--- Task goal ---
Find each line that has the string "招标计划" and give the total, with nothing else.

* BEGIN Source material *

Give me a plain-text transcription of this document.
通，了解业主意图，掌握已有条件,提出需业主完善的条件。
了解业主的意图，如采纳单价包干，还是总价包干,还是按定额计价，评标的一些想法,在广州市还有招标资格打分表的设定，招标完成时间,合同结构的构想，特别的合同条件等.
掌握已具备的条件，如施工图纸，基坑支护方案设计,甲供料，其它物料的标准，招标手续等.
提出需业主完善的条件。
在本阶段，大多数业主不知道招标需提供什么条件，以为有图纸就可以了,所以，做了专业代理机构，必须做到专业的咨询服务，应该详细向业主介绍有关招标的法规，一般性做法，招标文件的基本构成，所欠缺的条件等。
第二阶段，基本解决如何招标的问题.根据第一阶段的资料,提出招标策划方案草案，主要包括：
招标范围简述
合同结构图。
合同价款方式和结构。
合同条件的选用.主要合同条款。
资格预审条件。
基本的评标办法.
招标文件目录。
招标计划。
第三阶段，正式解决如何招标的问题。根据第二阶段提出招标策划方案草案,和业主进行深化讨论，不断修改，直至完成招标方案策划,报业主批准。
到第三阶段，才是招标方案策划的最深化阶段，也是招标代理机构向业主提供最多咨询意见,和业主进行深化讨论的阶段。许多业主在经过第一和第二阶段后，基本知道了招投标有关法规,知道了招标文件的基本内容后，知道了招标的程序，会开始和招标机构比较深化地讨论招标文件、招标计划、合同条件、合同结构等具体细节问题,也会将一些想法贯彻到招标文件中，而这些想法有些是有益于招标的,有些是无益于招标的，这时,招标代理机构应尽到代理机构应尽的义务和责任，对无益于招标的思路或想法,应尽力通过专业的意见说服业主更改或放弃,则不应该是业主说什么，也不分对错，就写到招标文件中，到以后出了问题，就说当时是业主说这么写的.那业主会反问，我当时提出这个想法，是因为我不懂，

* END Source material *

--- Result of the task ---
2